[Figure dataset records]
· · ·

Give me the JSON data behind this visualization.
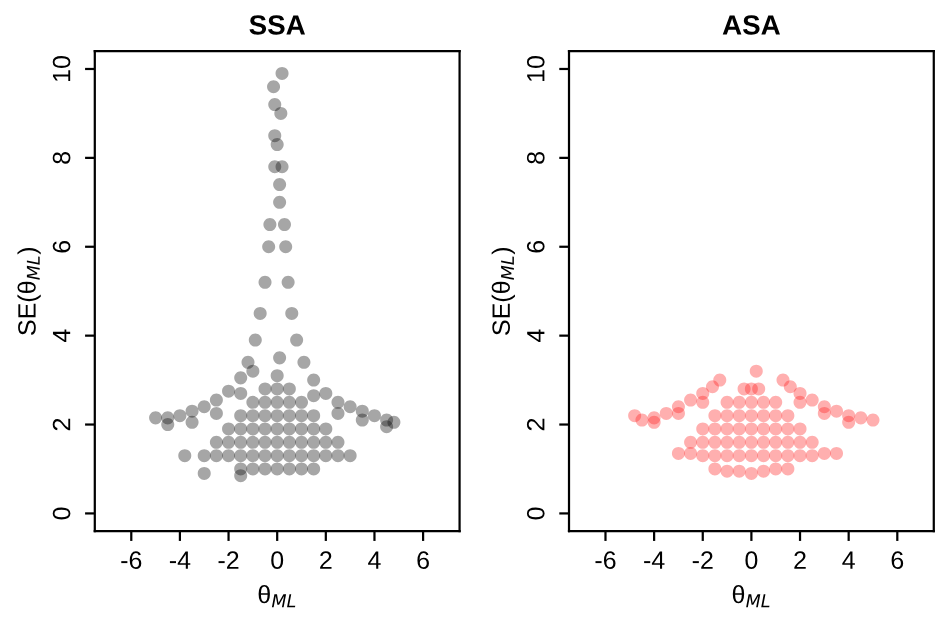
{
  "chart_data": [
    {
      "type": "scatter",
      "title": "SSA",
      "xlabel": "θ$_{ML}$",
      "ylabel": "SE(θ$_{ML}$)",
      "xlim": [
        -7.5,
        7.5
      ],
      "ylim": [
        -0.4,
        10.4
      ],
      "xticks": [
        -6,
        -4,
        -2,
        0,
        2,
        4,
        6
      ],
      "yticks": [
        0,
        2,
        4,
        6,
        8,
        10
      ],
      "grid": false,
      "legend": false,
      "marker": "circle",
      "series": [
        {
          "color": "#000000",
          "x": [
            -5,
            -4.5,
            -4,
            -3.5,
            -3,
            -2.5,
            -2,
            -1.5,
            -1.2,
            -0.9,
            -0.7,
            -0.5,
            -0.35,
            -0.3,
            -4.5,
            -3.5,
            -2.5,
            -1.5,
            -1,
            0.3,
            0.35,
            0.45,
            0.6,
            0.8,
            1.1,
            1.5,
            2,
            2.5,
            3,
            3.5,
            4,
            4.5,
            4.8,
            1.5,
            2.5,
            3.5,
            4.5,
            0.1,
            0.1,
            -0.1,
            0.2,
            0,
            -0.1,
            0.15,
            -0.1,
            -0.15,
            0.2,
            -1.5,
            -1,
            -0.5,
            0,
            0.5,
            1,
            1.5,
            -3,
            -2.5,
            -2,
            -1.5,
            -1,
            -0.5,
            0,
            0.5,
            1,
            1.5,
            2,
            2.5,
            3,
            -2.5,
            -2,
            -1.5,
            -1,
            -0.5,
            0,
            0.5,
            1,
            1.5,
            2,
            2.5,
            -2,
            -1.5,
            -1,
            -0.5,
            0,
            0.5,
            1,
            1.5,
            2,
            -1.5,
            -1,
            -0.5,
            0,
            0.5,
            1,
            1.5,
            -1,
            -0.5,
            0,
            0.5,
            1,
            -0.5,
            0,
            0.5,
            0,
            0.1,
            -3,
            -3.8,
            -1.5
          ],
          "values": [
            2.15,
            2.15,
            2.2,
            2.3,
            2.4,
            2.55,
            2.75,
            3.05,
            3.4,
            3.9,
            4.5,
            5.2,
            6.0,
            6.5,
            2.0,
            2.05,
            2.25,
            2.7,
            3.2,
            6.5,
            6.0,
            5.2,
            4.5,
            3.9,
            3.4,
            3.0,
            2.7,
            2.5,
            2.4,
            2.3,
            2.2,
            2.1,
            2.05,
            2.65,
            2.25,
            2.1,
            1.95,
            7.0,
            7.4,
            7.8,
            7.8,
            8.3,
            8.5,
            9.0,
            9.2,
            9.6,
            9.9,
            1.0,
            1.0,
            1.0,
            1.0,
            1.0,
            1.0,
            1.0,
            1.3,
            1.3,
            1.3,
            1.3,
            1.3,
            1.3,
            1.3,
            1.3,
            1.3,
            1.3,
            1.3,
            1.3,
            1.3,
            1.6,
            1.6,
            1.6,
            1.6,
            1.6,
            1.6,
            1.6,
            1.6,
            1.6,
            1.6,
            1.6,
            1.9,
            1.9,
            1.9,
            1.9,
            1.9,
            1.9,
            1.9,
            1.9,
            1.9,
            2.2,
            2.2,
            2.2,
            2.2,
            2.2,
            2.2,
            2.2,
            2.5,
            2.5,
            2.5,
            2.5,
            2.5,
            2.8,
            2.8,
            2.8,
            3.1,
            3.5,
            0.9,
            1.3,
            0.85
          ]
        }
      ]
    },
    {
      "type": "scatter",
      "title": "ASA",
      "xlabel": "θ$_{ML}$",
      "ylabel": "SE(θ$_{ML}$)",
      "xlim": [
        -7.5,
        7.5
      ],
      "ylim": [
        -0.4,
        10.4
      ],
      "xticks": [
        -6,
        -4,
        -2,
        0,
        2,
        4,
        6
      ],
      "yticks": [
        0,
        2,
        4,
        6,
        8,
        10
      ],
      "grid": false,
      "legend": false,
      "marker": "circle",
      "series": [
        {
          "color": "#ff1a1a",
          "x": [
            -4.8,
            -4.5,
            -4,
            -3.5,
            -3,
            -2.5,
            -2,
            -1.6,
            -1.3,
            -4,
            -3,
            -2,
            1.3,
            1.6,
            2,
            2.5,
            3,
            3.5,
            4,
            4.5,
            5,
            2,
            3,
            4,
            -1.5,
            -1,
            -0.5,
            0,
            0.5,
            1,
            1.5,
            -3,
            -2.5,
            -2,
            -1.5,
            -1,
            -0.5,
            0,
            0.5,
            1,
            1.5,
            2,
            2.5,
            3,
            3.5,
            -2.5,
            -2,
            -1.5,
            -1,
            -0.5,
            0,
            0.5,
            1,
            1.5,
            2,
            2.5,
            -2,
            -1.5,
            -1,
            -0.5,
            0,
            0.5,
            1,
            1.5,
            2,
            -1.5,
            -1,
            -0.5,
            0,
            0.5,
            1,
            1.5,
            -1,
            -0.5,
            0,
            0.5,
            1,
            -0.3,
            0,
            0.3,
            0.2
          ],
          "values": [
            2.2,
            2.1,
            2.15,
            2.25,
            2.4,
            2.55,
            2.7,
            2.85,
            3.0,
            2.05,
            2.25,
            2.5,
            3.0,
            2.85,
            2.7,
            2.55,
            2.4,
            2.3,
            2.2,
            2.15,
            2.1,
            2.5,
            2.25,
            2.05,
            1.0,
            0.95,
            0.95,
            0.9,
            0.95,
            1.0,
            1.0,
            1.35,
            1.35,
            1.3,
            1.3,
            1.3,
            1.3,
            1.3,
            1.3,
            1.3,
            1.3,
            1.3,
            1.3,
            1.35,
            1.35,
            1.6,
            1.6,
            1.6,
            1.6,
            1.6,
            1.6,
            1.6,
            1.6,
            1.6,
            1.6,
            1.6,
            1.9,
            1.9,
            1.9,
            1.9,
            1.9,
            1.9,
            1.9,
            1.9,
            1.9,
            2.2,
            2.2,
            2.2,
            2.2,
            2.2,
            2.2,
            2.2,
            2.5,
            2.5,
            2.5,
            2.5,
            2.5,
            2.8,
            2.8,
            2.8,
            3.2
          ]
        }
      ]
    }
  ]
}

· · ·

Exercise task
Set down all the entries exactly as they appear, but skip any pictures.

Problem solution
Give me the JSON data behind this visualization.
{
  "chart_data": [
    {
      "type": "scatter",
      "title": "SSA",
      "xlabel": "θ$_{ML}$",
      "ylabel": "SE(θ$_{ML}$)",
      "xlim": [
        -7.5,
        7.5
      ],
      "ylim": [
        -0.4,
        10.4
      ],
      "xticks": [
        -6,
        -4,
        -2,
        0,
        2,
        4,
        6
      ],
      "yticks": [
        0,
        2,
        4,
        6,
        8,
        10
      ],
      "grid": false,
      "legend": false,
      "marker": "circle",
      "series": [
        {
          "color": "#000000",
          "x": [
            -5,
            -4.5,
            -4,
            -3.5,
            -3,
            -2.5,
            -2,
            -1.5,
            -1.2,
            -0.9,
            -0.7,
            -0.5,
            -0.35,
            -0.3,
            -4.5,
            -3.5,
            -2.5,
            -1.5,
            -1,
            0.3,
            0.35,
            0.45,
            0.6,
            0.8,
            1.1,
            1.5,
            2,
            2.5,
            3,
            3.5,
            4,
            4.5,
            4.8,
            1.5,
            2.5,
            3.5,
            4.5,
            0.1,
            0.1,
            -0.1,
            0.2,
            0,
            -0.1,
            0.15,
            -0.1,
            -0.15,
            0.2,
            -1.5,
            -1,
            -0.5,
            0,
            0.5,
            1,
            1.5,
            -3,
            -2.5,
            -2,
            -1.5,
            -1,
            -0.5,
            0,
            0.5,
            1,
            1.5,
            2,
            2.5,
            3,
            -2.5,
            -2,
            -1.5,
            -1,
            -0.5,
            0,
            0.5,
            1,
            1.5,
            2,
            2.5,
            -2,
            -1.5,
            -1,
            -0.5,
            0,
            0.5,
            1,
            1.5,
            2,
            -1.5,
            -1,
            -0.5,
            0,
            0.5,
            1,
            1.5,
            -1,
            -0.5,
            0,
            0.5,
            1,
            -0.5,
            0,
            0.5,
            0,
            0.1,
            -3,
            -3.8,
            -1.5
          ],
          "values": [
            2.15,
            2.15,
            2.2,
            2.3,
            2.4,
            2.55,
            2.75,
            3.05,
            3.4,
            3.9,
            4.5,
            5.2,
            6.0,
            6.5,
            2.0,
            2.05,
            2.25,
            2.7,
            3.2,
            6.5,
            6.0,
            5.2,
            4.5,
            3.9,
            3.4,
            3.0,
            2.7,
            2.5,
            2.4,
            2.3,
            2.2,
            2.1,
            2.05,
            2.65,
            2.25,
            2.1,
            1.95,
            7.0,
            7.4,
            7.8,
            7.8,
            8.3,
            8.5,
            9.0,
            9.2,
            9.6,
            9.9,
            1.0,
            1.0,
            1.0,
            1.0,
            1.0,
            1.0,
            1.0,
            1.3,
            1.3,
            1.3,
            1.3,
            1.3,
            1.3,
            1.3,
            1.3,
            1.3,
            1.3,
            1.3,
            1.3,
            1.3,
            1.6,
            1.6,
            1.6,
            1.6,
            1.6,
            1.6,
            1.6,
            1.6,
            1.6,
            1.6,
            1.6,
            1.9,
            1.9,
            1.9,
            1.9,
            1.9,
            1.9,
            1.9,
            1.9,
            1.9,
            2.2,
            2.2,
            2.2,
            2.2,
            2.2,
            2.2,
            2.2,
            2.5,
            2.5,
            2.5,
            2.5,
            2.5,
            2.8,
            2.8,
            2.8,
            3.1,
            3.5,
            0.9,
            1.3,
            0.85
          ]
        }
      ]
    },
    {
      "type": "scatter",
      "title": "ASA",
      "xlabel": "θ$_{ML}$",
      "ylabel": "SE(θ$_{ML}$)",
      "xlim": [
        -7.5,
        7.5
      ],
      "ylim": [
        -0.4,
        10.4
      ],
      "xticks": [
        -6,
        -4,
        -2,
        0,
        2,
        4,
        6
      ],
      "yticks": [
        0,
        2,
        4,
        6,
        8,
        10
      ],
      "grid": false,
      "legend": false,
      "marker": "circle",
      "series": [
        {
          "color": "#ff1a1a",
          "x": [
            -4.8,
            -4.5,
            -4,
            -3.5,
            -3,
            -2.5,
            -2,
            -1.6,
            -1.3,
            -4,
            -3,
            -2,
            1.3,
            1.6,
            2,
            2.5,
            3,
            3.5,
            4,
            4.5,
            5,
            2,
            3,
            4,
            -1.5,
            -1,
            -0.5,
            0,
            0.5,
            1,
            1.5,
            -3,
            -2.5,
            -2,
            -1.5,
            -1,
            -0.5,
            0,
            0.5,
            1,
            1.5,
            2,
            2.5,
            3,
            3.5,
            -2.5,
            -2,
            -1.5,
            -1,
            -0.5,
            0,
            0.5,
            1,
            1.5,
            2,
            2.5,
            -2,
            -1.5,
            -1,
            -0.5,
            0,
            0.5,
            1,
            1.5,
            2,
            -1.5,
            -1,
            -0.5,
            0,
            0.5,
            1,
            1.5,
            -1,
            -0.5,
            0,
            0.5,
            1,
            -0.3,
            0,
            0.3,
            0.2
          ],
          "values": [
            2.2,
            2.1,
            2.15,
            2.25,
            2.4,
            2.55,
            2.7,
            2.85,
            3.0,
            2.05,
            2.25,
            2.5,
            3.0,
            2.85,
            2.7,
            2.55,
            2.4,
            2.3,
            2.2,
            2.15,
            2.1,
            2.5,
            2.25,
            2.05,
            1.0,
            0.95,
            0.95,
            0.9,
            0.95,
            1.0,
            1.0,
            1.35,
            1.35,
            1.3,
            1.3,
            1.3,
            1.3,
            1.3,
            1.3,
            1.3,
            1.3,
            1.3,
            1.3,
            1.35,
            1.35,
            1.6,
            1.6,
            1.6,
            1.6,
            1.6,
            1.6,
            1.6,
            1.6,
            1.6,
            1.6,
            1.6,
            1.9,
            1.9,
            1.9,
            1.9,
            1.9,
            1.9,
            1.9,
            1.9,
            1.9,
            2.2,
            2.2,
            2.2,
            2.2,
            2.2,
            2.2,
            2.2,
            2.5,
            2.5,
            2.5,
            2.5,
            2.5,
            2.8,
            2.8,
            2.8,
            3.2
          ]
        }
      ]
    }
  ]
}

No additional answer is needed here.